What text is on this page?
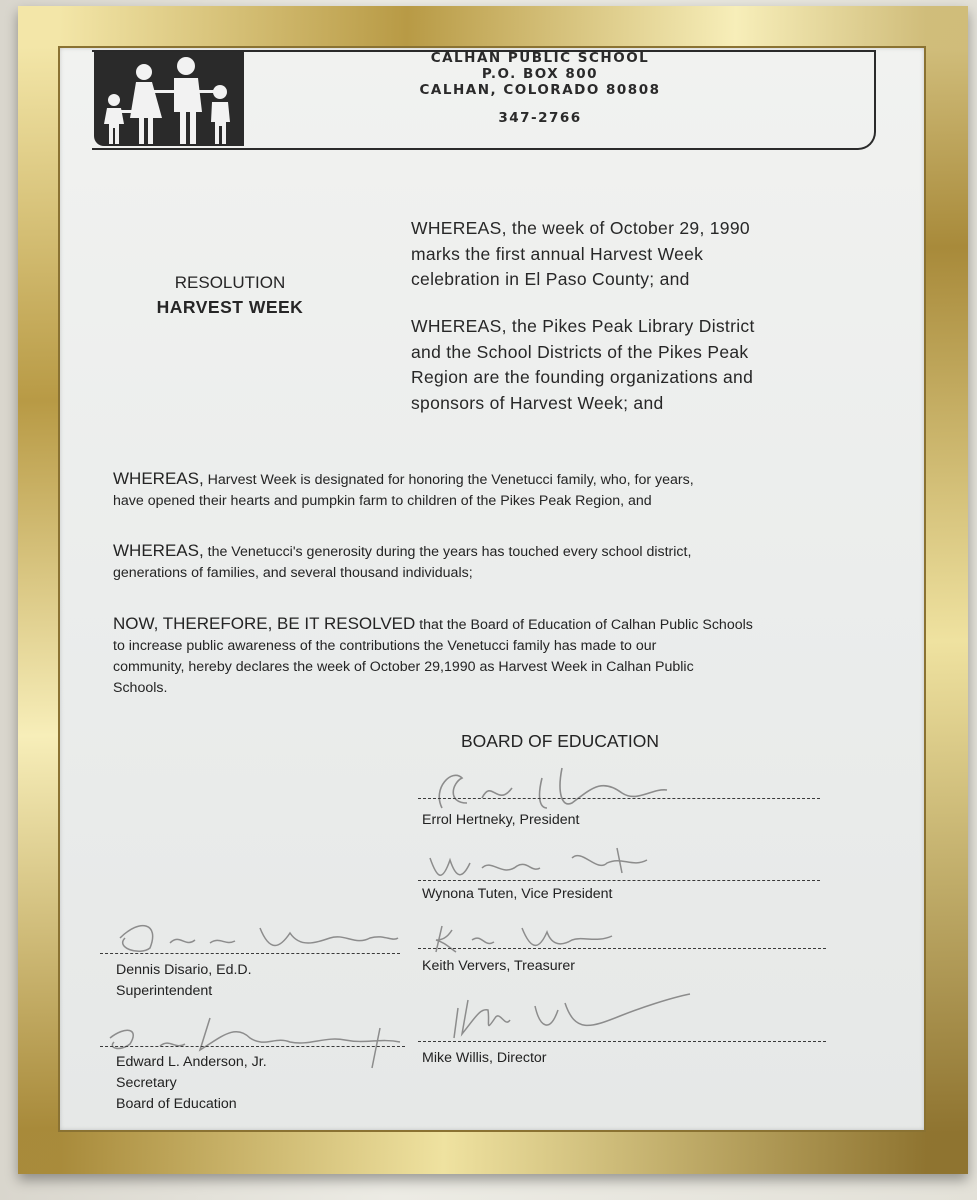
CALHAN PUBLIC SCHOOL
P.O. BOX 800
CALHAN, COLORADO 80808
347-2766
RESOLUTION
HARVEST WEEK
WHEREAS, the week of October 29, 1990
marks the first annual Harvest Week
celebration in El Paso County; and
WHEREAS, the Pikes Peak Library District
and the School Districts of the Pikes Peak
Region are the founding organizations and
sponsors of Harvest Week; and
WHEREAS, Harvest Week is designated for honoring the Venetucci family, who, for years,
have opened their hearts and pumpkin farm to children of the Pikes Peak Region, and
WHEREAS, the Venetucci's generosity during the years has touched every school district,
generations of families, and several thousand individuals;
NOW, THEREFORE, BE IT RESOLVED that the Board of Education of Calhan Public Schools
to increase public awareness of the contributions the Venetucci family has made to our
community, hereby declares the week of October 29,1990 as Harvest Week in Calhan Public
Schools.
BOARD OF EDUCATION
Errol Hertneky, President
Wynona Tuten, Vice President
Dennis Disario, Ed.D.
Superintendent
Keith Ververs, Treasurer
Edward L. Anderson, Jr.
Secretary
Board of Education
Mike Willis, Director
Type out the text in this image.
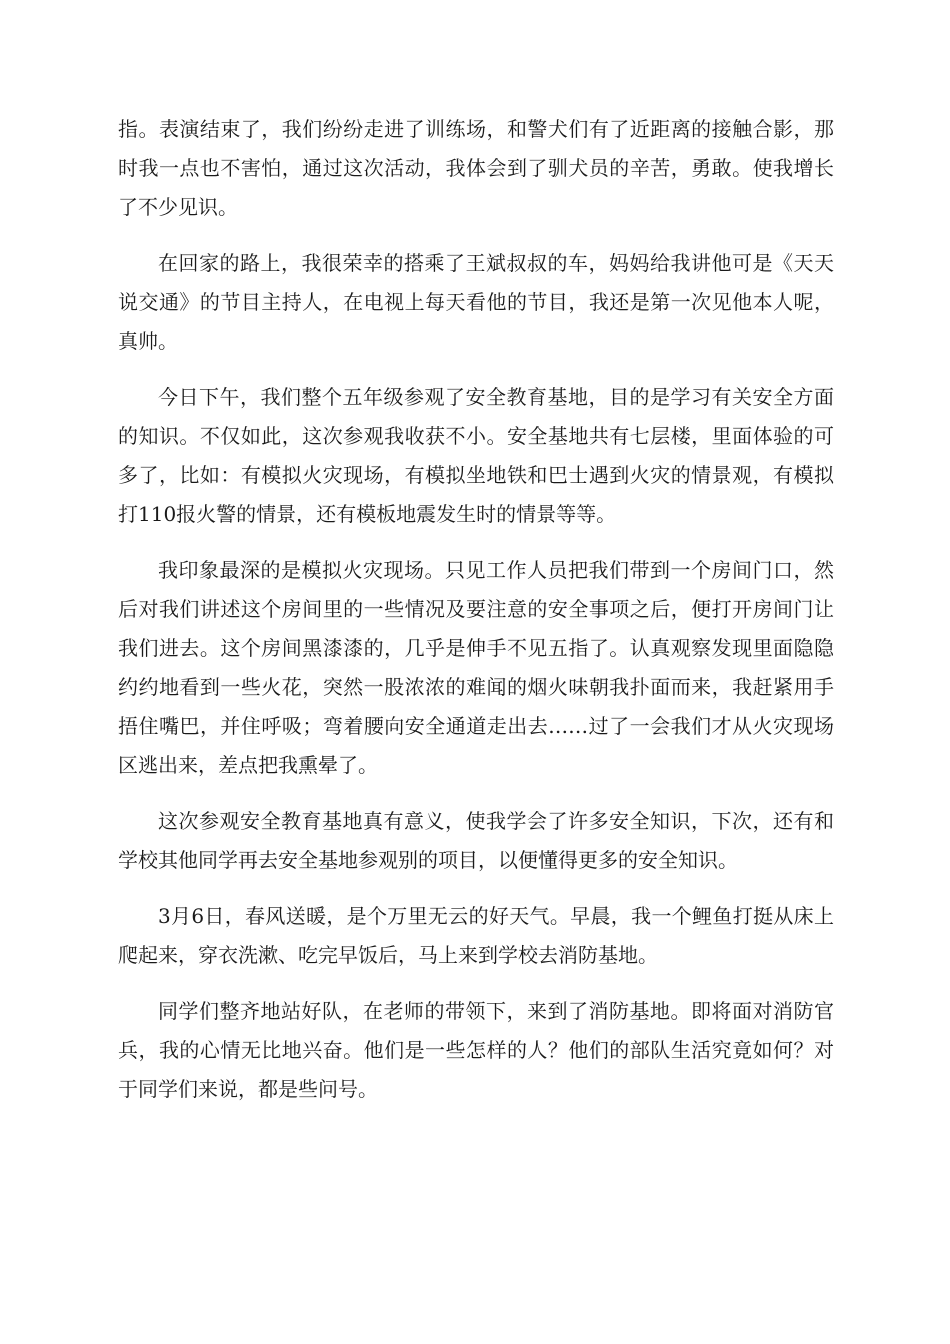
指。表演结束了，我们纷纷走进了训练场，和警犬们有了近距离的接触合影，那时我一点也不害怕，通过这次活动，我体会到了驯犬员的辛苦，勇敢。使我增长了不少见识。

在回家的路上，我很荣幸的搭乘了王斌叔叔的车，妈妈给我讲他可是《天天说交通》的节目主持人，在电视上每天看他的节目，我还是第一次见他本人呢，真帅。

今日下午，我们整个五年级参观了安全教育基地，目的是学习有关安全方面的知识。不仅如此，这次参观我收获不小。安全基地共有七层楼，里面体验的可多了，比如：有模拟火灾现场，有模拟坐地铁和巴士遇到火灾的情景观，有模拟打110报火警的情景，还有模板地震发生时的情景等等。

我印象最深的是模拟火灾现场。只见工作人员把我们带到一个房间门口，然后对我们讲述这个房间里的一些情况及要注意的安全事项之后，便打开房间门让我们进去。这个房间黑漆漆的，几乎是伸手不见五指了。认真观察发现里面隐隐约约地看到一些火花，突然一股浓浓的难闻的烟火味朝我扑面而来，我赶紧用手捂住嘴巴，并住呼吸；弯着腰向安全通道走出去……过了一会我们才从火灾现场区逃出来，差点把我熏晕了。

这次参观安全教育基地真有意义，使我学会了许多安全知识，下次，还有和学校其他同学再去安全基地参观别的项目，以便懂得更多的安全知识。

3月6日，春风送暖，是个万里无云的好天气。早晨，我一个鲤鱼打挺从床上爬起来，穿衣洗漱、吃完早饭后，马上来到学校去消防基地。

同学们整齐地站好队，在老师的带领下，来到了消防基地。即将面对消防官兵，我的心情无比地兴奋。他们是一些怎样的人？他们的部队生活究竟如何？对于同学们来说，都是些问号。
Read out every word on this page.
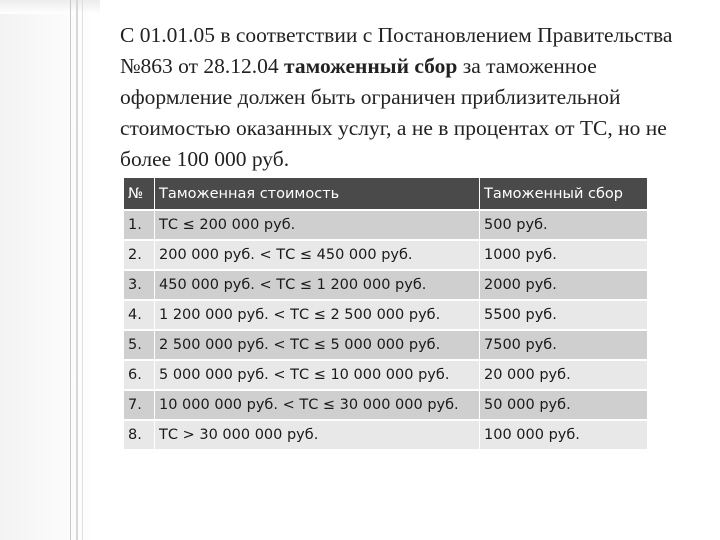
С 01.01.05 в соответствии с Постановлением Правительства №863 от 28.12.04 таможенный сбор за таможенное оформление должен быть ограничен приблизительной стоимостью оказанных услуг, а не в процентах от ТС, но не более 100 000 руб.

№	Таможенная стоимость	Таможенный сбор
1.	ТС ≤ 200 000 руб.	500 руб.
2.	200 000 руб. < ТС ≤ 450 000 руб.	1000 руб.
3.	450 000 руб. < ТС ≤ 1 200 000 руб.	2000 руб.
4.	1 200 000 руб. < ТС ≤ 2 500 000 руб.	5500 руб.
5.	2 500 000 руб. < ТС ≤ 5 000 000 руб.	7500 руб.
6.	5 000 000 руб. < ТС ≤ 10 000 000 руб.	20 000 руб.
7.	10 000 000 руб. < ТС ≤ 30 000 000 руб.	50 000 руб.
8.	ТС > 30 000 000 руб.	100 000 руб.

Exercise —
Go back to the records above and write them out exactly, without the pictures.

Task answer —
What text is on this page?
CALHAN PUBLIC SCHOOL
P.O. BOX 800
CALHAN, COLORADO 80808
347-2766
RESOLUTION
HARVEST WEEK
WHEREAS, the week of October 29, 1990
marks the first annual Harvest Week
celebration in El Paso County; and
WHEREAS, the Pikes Peak Library District
and the School Districts of the Pikes Peak
Region are the founding organizations and
sponsors of Harvest Week; and
WHEREAS, Harvest Week is designated for honoring the Venetucci family, who, for years,
have opened their hearts and pumpkin farm to children of the Pikes Peak Region, and
WHEREAS, the Venetucci's generosity during the years has touched every school district,
generations of families, and several thousand individuals;
NOW, THEREFORE, BE IT RESOLVED that the Board of Education of Calhan Public Schools
to increase public awareness of the contributions the Venetucci family has made to our
community, hereby declares the week of October 29,1990 as Harvest Week in Calhan Public
Schools.
BOARD OF EDUCATION
Errol Hertneky, President
Wynona Tuten, Vice President
Dennis Disario, Ed.D.
Superintendent
Keith Ververs, Treasurer
Edward L. Anderson, Jr.
Secretary
Board of Education
Mike Willis, Director
Type out the text in this image.
指。表演结束了，我们纷纷走进了训练场，和警犬们有了近距离的接触合影，那时我一点也不害怕，通过这次活动，我体会到了驯犬员的辛苦，勇敢。使我增长了不少见识。

在回家的路上，我很荣幸的搭乘了王斌叔叔的车，妈妈给我讲他可是《天天说交通》的节目主持人，在电视上每天看他的节目，我还是第一次见他本人呢，真帅。

今日下午，我们整个五年级参观了安全教育基地，目的是学习有关安全方面的知识。不仅如此，这次参观我收获不小。安全基地共有七层楼，里面体验的可多了，比如：有模拟火灾现场，有模拟坐地铁和巴士遇到火灾的情景观，有模拟打110报火警的情景，还有模板地震发生时的情景等等。

我印象最深的是模拟火灾现场。只见工作人员把我们带到一个房间门口，然后对我们讲述这个房间里的一些情况及要注意的安全事项之后，便打开房间门让我们进去。这个房间黑漆漆的，几乎是伸手不见五指了。认真观察发现里面隐隐约约地看到一些火花，突然一股浓浓的难闻的烟火味朝我扑面而来，我赶紧用手捂住嘴巴，并住呼吸；弯着腰向安全通道走出去……过了一会我们才从火灾现场区逃出来，差点把我熏晕了。

这次参观安全教育基地真有意义，使我学会了许多安全知识，下次，还有和学校其他同学再去安全基地参观别的项目，以便懂得更多的安全知识。

3月6日，春风送暖，是个万里无云的好天气。早晨，我一个鲤鱼打挺从床上爬起来，穿衣洗漱、吃完早饭后，马上来到学校去消防基地。

同学们整齐地站好队，在老师的带领下，来到了消防基地。即将面对消防官兵，我的心情无比地兴奋。他们是一些怎样的人？他们的部队生活究竟如何？对于同学们来说，都是些问号。
Read out every word on this page.
С 01.01.05 в соответствии с Постановлением Правительства №863 от 28.12.04 таможенный сбор за таможенное оформление должен быть ограничен приблизительной стоимостью оказанных услуг, а не в процентах от ТС, но не более 100 000 руб.

№	Таможенная стоимость	Таможенный сбор
1.	ТС ≤ 200 000 руб.	500 руб.
2.	200 000 руб. < ТС ≤ 450 000 руб.	1000 руб.
3.	450 000 руб. < ТС ≤ 1 200 000 руб.	2000 руб.
4.	1 200 000 руб. < ТС ≤ 2 500 000 руб.	5500 руб.
5.	2 500 000 руб. < ТС ≤ 5 000 000 руб.	7500 руб.
6.	5 000 000 руб. < ТС ≤ 10 000 000 руб.	20 000 руб.
7.	10 000 000 руб. < ТС ≤ 30 000 000 руб.	50 000 руб.
8.	ТС > 30 000 000 руб.	100 000 руб.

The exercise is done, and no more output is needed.